─── TASK MATERIAL ───
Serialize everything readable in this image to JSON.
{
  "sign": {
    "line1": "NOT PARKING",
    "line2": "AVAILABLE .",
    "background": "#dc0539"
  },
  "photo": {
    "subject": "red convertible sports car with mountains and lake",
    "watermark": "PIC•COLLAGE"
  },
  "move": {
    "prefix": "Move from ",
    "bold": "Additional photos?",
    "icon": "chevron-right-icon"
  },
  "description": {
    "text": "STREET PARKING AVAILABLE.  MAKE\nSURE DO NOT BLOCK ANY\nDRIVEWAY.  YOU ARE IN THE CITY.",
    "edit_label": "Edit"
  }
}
───
─── TASK MATERIAL ───
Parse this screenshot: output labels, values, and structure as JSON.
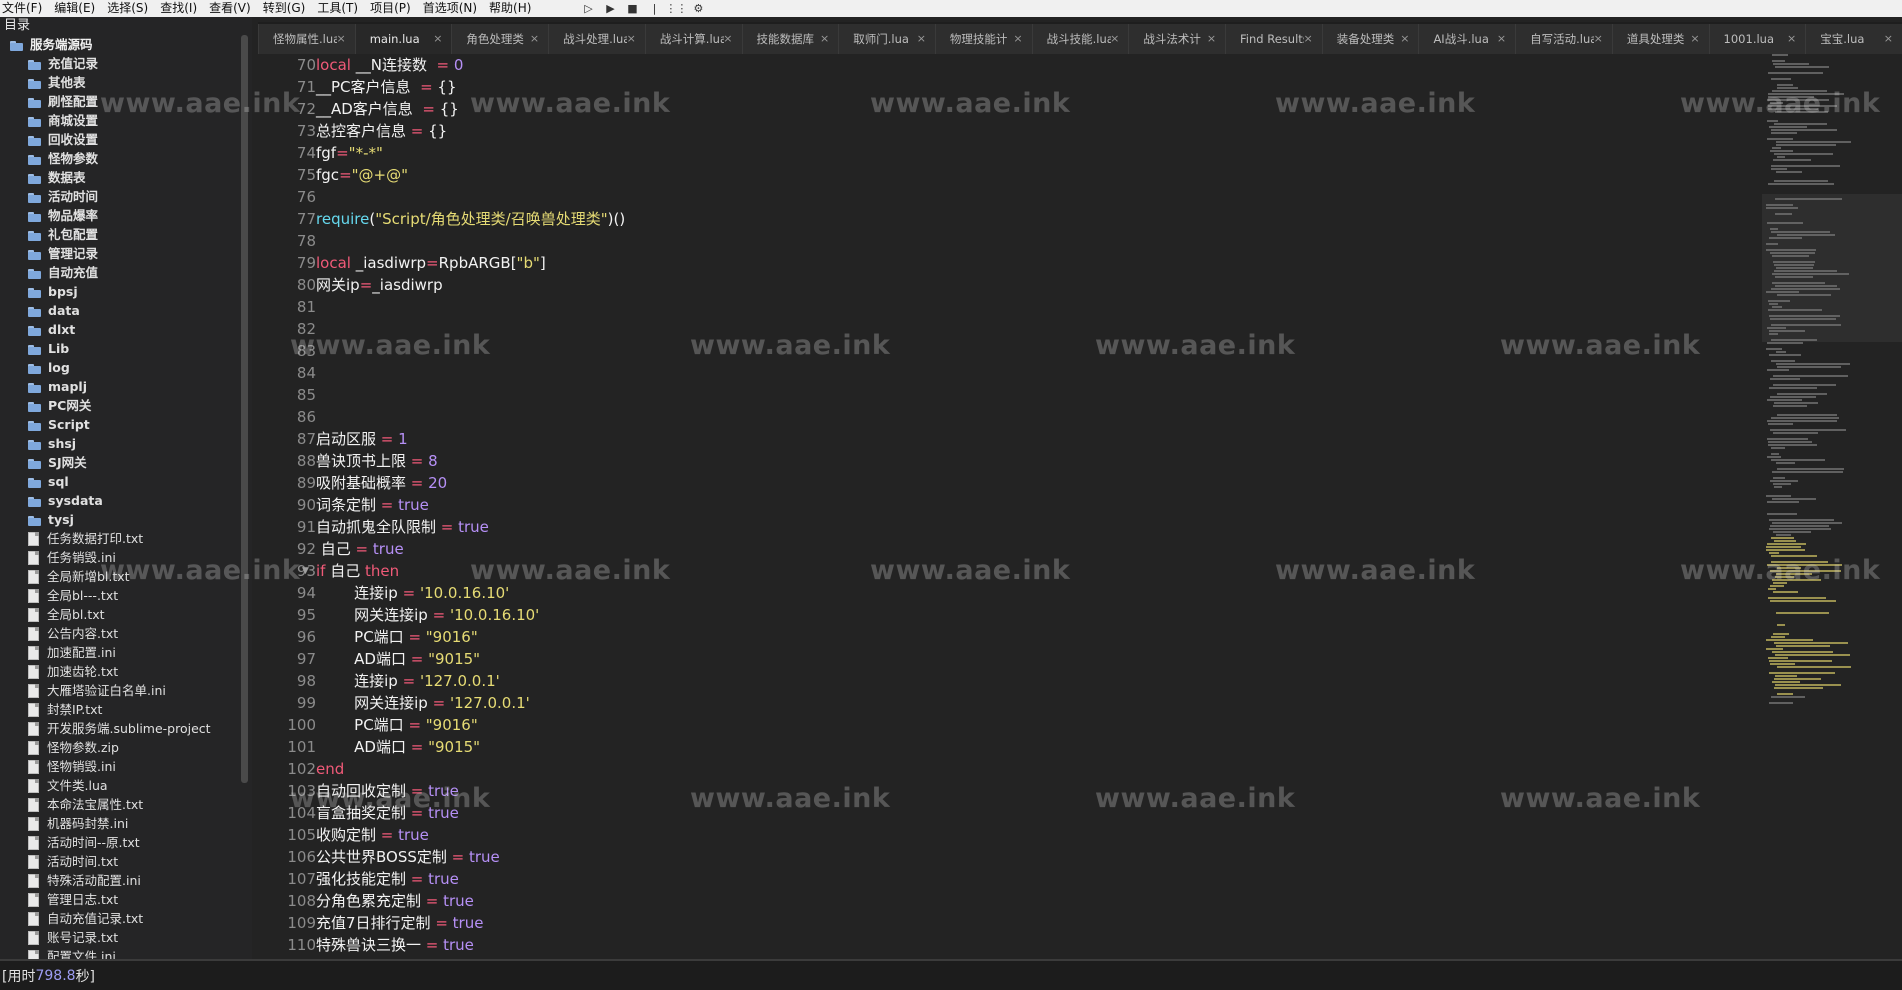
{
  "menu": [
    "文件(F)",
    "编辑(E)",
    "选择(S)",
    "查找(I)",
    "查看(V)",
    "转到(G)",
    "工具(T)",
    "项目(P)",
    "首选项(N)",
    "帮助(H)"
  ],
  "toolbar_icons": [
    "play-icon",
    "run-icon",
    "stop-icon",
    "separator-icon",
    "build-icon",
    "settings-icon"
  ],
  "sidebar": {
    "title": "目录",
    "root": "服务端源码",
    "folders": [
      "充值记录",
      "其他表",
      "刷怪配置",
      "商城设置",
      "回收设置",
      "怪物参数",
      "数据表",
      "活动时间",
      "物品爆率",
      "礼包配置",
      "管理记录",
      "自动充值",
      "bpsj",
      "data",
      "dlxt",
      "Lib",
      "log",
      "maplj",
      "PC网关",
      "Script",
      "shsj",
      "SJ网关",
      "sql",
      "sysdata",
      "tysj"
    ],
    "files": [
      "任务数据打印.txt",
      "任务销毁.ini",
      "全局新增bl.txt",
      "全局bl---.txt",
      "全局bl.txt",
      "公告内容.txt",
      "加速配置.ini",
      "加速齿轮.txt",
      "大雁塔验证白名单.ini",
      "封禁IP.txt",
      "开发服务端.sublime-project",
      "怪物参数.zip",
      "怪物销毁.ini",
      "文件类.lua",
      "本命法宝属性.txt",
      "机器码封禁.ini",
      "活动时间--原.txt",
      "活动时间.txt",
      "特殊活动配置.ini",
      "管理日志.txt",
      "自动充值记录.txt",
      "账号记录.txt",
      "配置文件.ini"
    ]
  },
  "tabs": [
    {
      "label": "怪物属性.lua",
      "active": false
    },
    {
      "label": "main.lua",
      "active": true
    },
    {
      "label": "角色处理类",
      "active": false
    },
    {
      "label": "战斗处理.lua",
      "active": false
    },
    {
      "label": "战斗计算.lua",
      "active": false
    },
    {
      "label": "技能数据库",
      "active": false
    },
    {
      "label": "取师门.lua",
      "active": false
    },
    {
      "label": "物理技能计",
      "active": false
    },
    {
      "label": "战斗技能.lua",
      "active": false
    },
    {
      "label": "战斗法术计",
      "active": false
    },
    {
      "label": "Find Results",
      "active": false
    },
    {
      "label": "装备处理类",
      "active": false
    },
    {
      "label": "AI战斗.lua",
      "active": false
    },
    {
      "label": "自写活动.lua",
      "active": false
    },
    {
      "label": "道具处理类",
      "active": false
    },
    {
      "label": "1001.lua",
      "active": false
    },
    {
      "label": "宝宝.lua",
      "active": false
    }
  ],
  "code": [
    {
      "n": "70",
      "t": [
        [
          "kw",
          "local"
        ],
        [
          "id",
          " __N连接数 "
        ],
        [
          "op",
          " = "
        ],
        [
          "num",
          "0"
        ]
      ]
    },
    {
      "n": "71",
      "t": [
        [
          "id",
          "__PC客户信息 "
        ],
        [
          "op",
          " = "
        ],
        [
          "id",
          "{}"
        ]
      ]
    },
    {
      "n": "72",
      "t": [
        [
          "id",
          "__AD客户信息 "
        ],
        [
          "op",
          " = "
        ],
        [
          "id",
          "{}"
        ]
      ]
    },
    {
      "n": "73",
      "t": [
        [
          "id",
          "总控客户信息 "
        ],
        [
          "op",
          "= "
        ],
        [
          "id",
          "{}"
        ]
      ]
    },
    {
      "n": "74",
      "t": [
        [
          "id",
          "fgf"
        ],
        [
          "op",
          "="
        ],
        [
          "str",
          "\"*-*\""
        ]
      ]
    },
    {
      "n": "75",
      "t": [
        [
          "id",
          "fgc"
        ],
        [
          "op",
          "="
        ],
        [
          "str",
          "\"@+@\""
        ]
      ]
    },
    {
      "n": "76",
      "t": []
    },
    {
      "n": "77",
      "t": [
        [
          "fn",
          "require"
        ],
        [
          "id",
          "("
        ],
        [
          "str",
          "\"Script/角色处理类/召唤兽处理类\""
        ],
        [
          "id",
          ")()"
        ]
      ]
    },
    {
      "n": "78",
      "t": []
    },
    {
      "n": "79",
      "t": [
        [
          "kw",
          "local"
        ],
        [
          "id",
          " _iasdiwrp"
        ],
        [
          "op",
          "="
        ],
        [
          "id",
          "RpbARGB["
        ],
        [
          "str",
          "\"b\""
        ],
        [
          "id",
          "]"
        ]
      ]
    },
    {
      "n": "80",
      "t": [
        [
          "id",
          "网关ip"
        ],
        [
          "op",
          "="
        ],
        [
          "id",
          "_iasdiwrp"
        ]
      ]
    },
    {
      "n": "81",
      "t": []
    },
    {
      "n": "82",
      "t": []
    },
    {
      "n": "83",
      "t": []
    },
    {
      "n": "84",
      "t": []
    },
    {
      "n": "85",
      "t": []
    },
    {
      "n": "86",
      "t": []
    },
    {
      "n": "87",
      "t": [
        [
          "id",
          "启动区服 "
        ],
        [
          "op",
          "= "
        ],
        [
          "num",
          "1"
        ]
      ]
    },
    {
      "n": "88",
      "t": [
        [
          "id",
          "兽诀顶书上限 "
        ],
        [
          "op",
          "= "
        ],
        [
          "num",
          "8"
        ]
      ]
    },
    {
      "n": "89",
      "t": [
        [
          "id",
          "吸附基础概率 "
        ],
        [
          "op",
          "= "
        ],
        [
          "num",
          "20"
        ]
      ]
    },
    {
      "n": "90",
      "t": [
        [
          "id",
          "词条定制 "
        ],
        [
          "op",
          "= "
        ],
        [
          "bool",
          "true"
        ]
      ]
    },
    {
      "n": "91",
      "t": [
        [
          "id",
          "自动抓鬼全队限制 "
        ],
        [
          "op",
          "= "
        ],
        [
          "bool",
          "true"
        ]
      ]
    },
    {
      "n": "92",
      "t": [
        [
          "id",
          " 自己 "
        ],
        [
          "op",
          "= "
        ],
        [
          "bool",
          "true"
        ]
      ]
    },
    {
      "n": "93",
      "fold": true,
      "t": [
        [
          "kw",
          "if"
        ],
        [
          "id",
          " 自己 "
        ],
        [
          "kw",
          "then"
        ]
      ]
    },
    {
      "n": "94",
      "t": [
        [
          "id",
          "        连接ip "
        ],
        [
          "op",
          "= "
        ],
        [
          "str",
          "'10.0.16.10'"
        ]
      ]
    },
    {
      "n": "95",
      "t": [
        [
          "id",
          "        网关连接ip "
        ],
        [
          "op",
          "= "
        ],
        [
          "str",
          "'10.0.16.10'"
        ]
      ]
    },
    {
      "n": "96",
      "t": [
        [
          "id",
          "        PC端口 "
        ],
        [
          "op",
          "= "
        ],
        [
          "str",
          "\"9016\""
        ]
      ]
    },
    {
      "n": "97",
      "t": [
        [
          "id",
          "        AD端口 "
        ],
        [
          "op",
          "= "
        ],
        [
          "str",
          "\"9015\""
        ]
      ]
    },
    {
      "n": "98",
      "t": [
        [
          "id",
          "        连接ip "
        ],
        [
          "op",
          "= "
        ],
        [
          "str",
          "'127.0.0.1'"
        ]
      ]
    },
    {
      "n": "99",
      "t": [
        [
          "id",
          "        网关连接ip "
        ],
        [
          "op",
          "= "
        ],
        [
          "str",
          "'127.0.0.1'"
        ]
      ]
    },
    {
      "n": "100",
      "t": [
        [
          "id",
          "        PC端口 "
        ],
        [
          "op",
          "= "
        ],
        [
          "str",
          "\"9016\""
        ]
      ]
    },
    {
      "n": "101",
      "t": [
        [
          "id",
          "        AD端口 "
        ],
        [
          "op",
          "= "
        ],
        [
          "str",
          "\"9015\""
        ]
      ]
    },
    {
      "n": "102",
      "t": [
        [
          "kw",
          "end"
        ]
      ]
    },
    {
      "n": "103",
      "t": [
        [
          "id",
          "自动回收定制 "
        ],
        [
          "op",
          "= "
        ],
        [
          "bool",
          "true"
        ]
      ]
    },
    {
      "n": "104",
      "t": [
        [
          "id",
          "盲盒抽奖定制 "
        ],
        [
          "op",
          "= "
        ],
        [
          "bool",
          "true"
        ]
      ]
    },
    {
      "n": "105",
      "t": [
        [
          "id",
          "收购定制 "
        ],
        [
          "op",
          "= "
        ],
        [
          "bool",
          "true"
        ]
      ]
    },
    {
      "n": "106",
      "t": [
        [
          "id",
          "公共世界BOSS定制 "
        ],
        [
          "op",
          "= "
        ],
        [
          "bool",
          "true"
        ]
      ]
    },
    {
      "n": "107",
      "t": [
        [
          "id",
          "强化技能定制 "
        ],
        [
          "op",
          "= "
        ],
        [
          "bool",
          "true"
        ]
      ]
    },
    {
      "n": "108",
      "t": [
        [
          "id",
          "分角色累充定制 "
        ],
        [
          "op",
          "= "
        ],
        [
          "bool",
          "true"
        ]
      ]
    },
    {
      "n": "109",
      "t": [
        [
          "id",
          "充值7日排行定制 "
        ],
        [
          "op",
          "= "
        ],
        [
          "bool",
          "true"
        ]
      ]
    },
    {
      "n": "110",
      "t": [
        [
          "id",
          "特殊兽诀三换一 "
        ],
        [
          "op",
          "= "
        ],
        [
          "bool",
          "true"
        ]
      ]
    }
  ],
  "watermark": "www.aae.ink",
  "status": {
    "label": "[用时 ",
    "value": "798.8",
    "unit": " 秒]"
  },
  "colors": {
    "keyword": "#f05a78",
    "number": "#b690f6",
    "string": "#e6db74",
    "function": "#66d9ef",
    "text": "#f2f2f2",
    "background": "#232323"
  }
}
───
WHAT IS ASKED
Check each line of the records for "AVAILABLE" and copy the ones that contain it.

THE SOLUTION
    "line2": "AVAILABLE .",
    "text": "STREET PARKING AVAILABLE.  MAKE\nSURE DO NOT BLOCK ANY\nDRIVEWAY.  YOU ARE IN THE CITY.",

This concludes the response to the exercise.